_AIM OF THE EXERCISE_: Omit every picture and write out the rest of the records exactly.

_PROVIDED ENTRIES_:
┌──

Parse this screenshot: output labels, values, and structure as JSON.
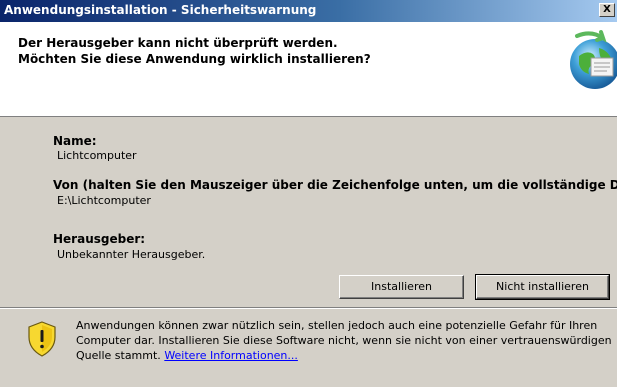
{
  "window": {
    "title": "Anwendungsinstallation - Sicherheitswarnung",
    "close_glyph": "X"
  },
  "header": {
    "line1": "Der Herausgeber kann nicht überprüft werden.",
    "line2": "Möchten Sie diese Anwendung wirklich installieren?",
    "icon": "application-install-globe-icon"
  },
  "details": {
    "name_label": "Name:",
    "name_value": "Lichtcomputer",
    "from_label": "Von (halten Sie den Mauszeiger über die Zeichenfolge unten, um die vollständige D",
    "from_value": "E:\\Lichtcomputer",
    "publisher_label": "Herausgeber:",
    "publisher_value": "Unbekannter Herausgeber."
  },
  "buttons": {
    "install": "Installieren",
    "dont_install": "Nicht installieren"
  },
  "footer": {
    "icon": "warning-shield-icon",
    "text": "Anwendungen können zwar nützlich sein, stellen jedoch auch eine potenzielle Gefahr für Ihren Computer dar. Installieren Sie diese Software nicht, wenn sie nicht von einer vertrauenswürdigen Quelle stammt.",
    "link": "Weitere Informationen..."
  },
  "colors": {
    "titlebar_start": "#0a246a",
    "titlebar_end": "#a6caf0",
    "dialog_face": "#d4d0c8",
    "link": "#0000ff"
  }
}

└──

_THE COMPLETED TASK_:
Parse this screenshot: output labels, values, and structure as JSON.
{
  "window": {
    "title": "Anwendungsinstallation - Sicherheitswarnung",
    "close_glyph": "X"
  },
  "header": {
    "line1": "Der Herausgeber kann nicht überprüft werden.",
    "line2": "Möchten Sie diese Anwendung wirklich installieren?",
    "icon": "application-install-globe-icon"
  },
  "details": {
    "name_label": "Name:",
    "name_value": "Lichtcomputer",
    "from_label": "Von (halten Sie den Mauszeiger über die Zeichenfolge unten, um die vollständige D",
    "from_value": "E:\\Lichtcomputer",
    "publisher_label": "Herausgeber:",
    "publisher_value": "Unbekannter Herausgeber."
  },
  "buttons": {
    "install": "Installieren",
    "dont_install": "Nicht installieren"
  },
  "footer": {
    "icon": "warning-shield-icon",
    "text": "Anwendungen können zwar nützlich sein, stellen jedoch auch eine potenzielle Gefahr für Ihren Computer dar. Installieren Sie diese Software nicht, wenn sie nicht von einer vertrauenswürdigen Quelle stammt.",
    "link": "Weitere Informationen..."
  },
  "colors": {
    "titlebar_start": "#0a246a",
    "titlebar_end": "#a6caf0",
    "dialog_face": "#d4d0c8",
    "link": "#0000ff"
  }
}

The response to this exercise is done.